Extracts from a graphics dataset
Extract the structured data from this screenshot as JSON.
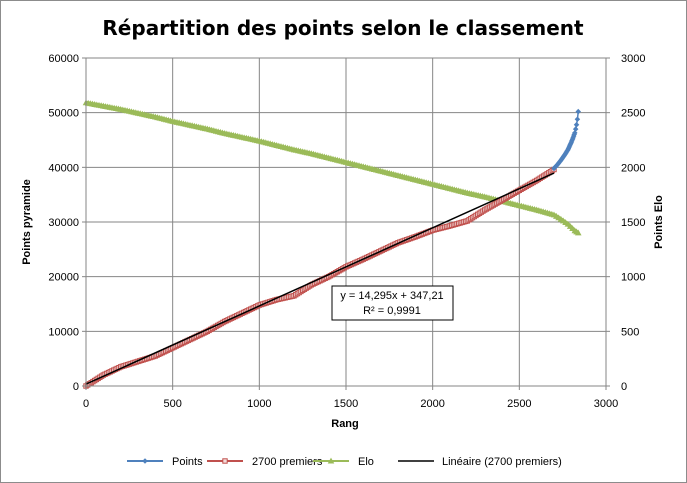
{
  "chart_data": {
    "type": "scatter",
    "title": "Répartition des points selon le classement",
    "xlabel": "Rang",
    "ylabel": "Points pyramide",
    "y2label": "Points Elo",
    "xlim": [
      0,
      3000
    ],
    "ylim": [
      0,
      60000
    ],
    "y2lim": [
      0,
      3000
    ],
    "x_ticks": [
      "0",
      "500",
      "1000",
      "1500",
      "2000",
      "2500",
      "3000"
    ],
    "y_ticks": [
      "0",
      "10000",
      "20000",
      "30000",
      "40000",
      "50000",
      "60000"
    ],
    "y2_ticks": [
      "0",
      "500",
      "1000",
      "1500",
      "2000",
      "2500",
      "3000"
    ],
    "grid": true,
    "legend_position": "bottom",
    "series": [
      {
        "name": "Points",
        "axis": "left",
        "color": "#4f81bd",
        "marker": "diamond",
        "x": [
          2700,
          2720,
          2740,
          2760,
          2780,
          2790,
          2800,
          2810,
          2820,
          2825,
          2830,
          2835,
          2840
        ],
        "y": [
          39800,
          40500,
          41300,
          42200,
          43200,
          43900,
          44600,
          45400,
          46300,
          47000,
          47800,
          48800,
          50200
        ]
      },
      {
        "name": "2700 premiers",
        "axis": "left",
        "color": "#c0504d",
        "marker": "square",
        "x": [
          0,
          100,
          200,
          300,
          400,
          500,
          600,
          700,
          800,
          900,
          1000,
          1100,
          1200,
          1300,
          1400,
          1500,
          1600,
          1700,
          1800,
          1900,
          2000,
          2100,
          2200,
          2300,
          2400,
          2500,
          2600,
          2700
        ],
        "y": [
          0,
          2000,
          3500,
          4500,
          5500,
          7000,
          8500,
          10000,
          11800,
          13300,
          14800,
          15800,
          16500,
          18500,
          20000,
          21800,
          23200,
          24700,
          26200,
          27300,
          28500,
          29300,
          30200,
          32200,
          34000,
          35800,
          37600,
          39600
        ]
      },
      {
        "name": "Elo",
        "axis": "right",
        "color": "#9bbb59",
        "marker": "triangle",
        "x": [
          0,
          100,
          200,
          300,
          400,
          500,
          600,
          700,
          800,
          900,
          1000,
          1100,
          1200,
          1300,
          1400,
          1500,
          1600,
          1700,
          1800,
          1900,
          2000,
          2100,
          2200,
          2300,
          2400,
          2500,
          2600,
          2700,
          2740,
          2780,
          2820,
          2840
        ],
        "y": [
          2590,
          2560,
          2530,
          2495,
          2460,
          2420,
          2385,
          2350,
          2310,
          2275,
          2240,
          2200,
          2160,
          2125,
          2085,
          2045,
          2005,
          1965,
          1925,
          1885,
          1845,
          1805,
          1765,
          1730,
          1690,
          1650,
          1610,
          1565,
          1525,
          1480,
          1420,
          1400
        ]
      },
      {
        "name": "Linéaire (2700 premiers)",
        "axis": "left",
        "color": "#000000",
        "marker": "none",
        "x": [
          0,
          2700
        ],
        "y": [
          347.21,
          38943.71
        ]
      }
    ],
    "annotations": {
      "equation": "y = 14,295x + 347,21",
      "r_squared": "R² = 0,9991"
    }
  }
}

▶ What you will do: Repeat each entry precisely as it appears. Leave the pictures out.

▶ Final answer:
Extract the structured data from this screenshot as JSON.
{
  "chart_data": {
    "type": "scatter",
    "title": "Répartition des points selon le classement",
    "xlabel": "Rang",
    "ylabel": "Points pyramide",
    "y2label": "Points Elo",
    "xlim": [
      0,
      3000
    ],
    "ylim": [
      0,
      60000
    ],
    "y2lim": [
      0,
      3000
    ],
    "x_ticks": [
      "0",
      "500",
      "1000",
      "1500",
      "2000",
      "2500",
      "3000"
    ],
    "y_ticks": [
      "0",
      "10000",
      "20000",
      "30000",
      "40000",
      "50000",
      "60000"
    ],
    "y2_ticks": [
      "0",
      "500",
      "1000",
      "1500",
      "2000",
      "2500",
      "3000"
    ],
    "grid": true,
    "legend_position": "bottom",
    "series": [
      {
        "name": "Points",
        "axis": "left",
        "color": "#4f81bd",
        "marker": "diamond",
        "x": [
          2700,
          2720,
          2740,
          2760,
          2780,
          2790,
          2800,
          2810,
          2820,
          2825,
          2830,
          2835,
          2840
        ],
        "y": [
          39800,
          40500,
          41300,
          42200,
          43200,
          43900,
          44600,
          45400,
          46300,
          47000,
          47800,
          48800,
          50200
        ]
      },
      {
        "name": "2700 premiers",
        "axis": "left",
        "color": "#c0504d",
        "marker": "square",
        "x": [
          0,
          100,
          200,
          300,
          400,
          500,
          600,
          700,
          800,
          900,
          1000,
          1100,
          1200,
          1300,
          1400,
          1500,
          1600,
          1700,
          1800,
          1900,
          2000,
          2100,
          2200,
          2300,
          2400,
          2500,
          2600,
          2700
        ],
        "y": [
          0,
          2000,
          3500,
          4500,
          5500,
          7000,
          8500,
          10000,
          11800,
          13300,
          14800,
          15800,
          16500,
          18500,
          20000,
          21800,
          23200,
          24700,
          26200,
          27300,
          28500,
          29300,
          30200,
          32200,
          34000,
          35800,
          37600,
          39600
        ]
      },
      {
        "name": "Elo",
        "axis": "right",
        "color": "#9bbb59",
        "marker": "triangle",
        "x": [
          0,
          100,
          200,
          300,
          400,
          500,
          600,
          700,
          800,
          900,
          1000,
          1100,
          1200,
          1300,
          1400,
          1500,
          1600,
          1700,
          1800,
          1900,
          2000,
          2100,
          2200,
          2300,
          2400,
          2500,
          2600,
          2700,
          2740,
          2780,
          2820,
          2840
        ],
        "y": [
          2590,
          2560,
          2530,
          2495,
          2460,
          2420,
          2385,
          2350,
          2310,
          2275,
          2240,
          2200,
          2160,
          2125,
          2085,
          2045,
          2005,
          1965,
          1925,
          1885,
          1845,
          1805,
          1765,
          1730,
          1690,
          1650,
          1610,
          1565,
          1525,
          1480,
          1420,
          1400
        ]
      },
      {
        "name": "Linéaire (2700 premiers)",
        "axis": "left",
        "color": "#000000",
        "marker": "none",
        "x": [
          0,
          2700
        ],
        "y": [
          347.21,
          38943.71
        ]
      }
    ],
    "annotations": {
      "equation": "y = 14,295x + 347,21",
      "r_squared": "R² = 0,9991"
    }
  }
}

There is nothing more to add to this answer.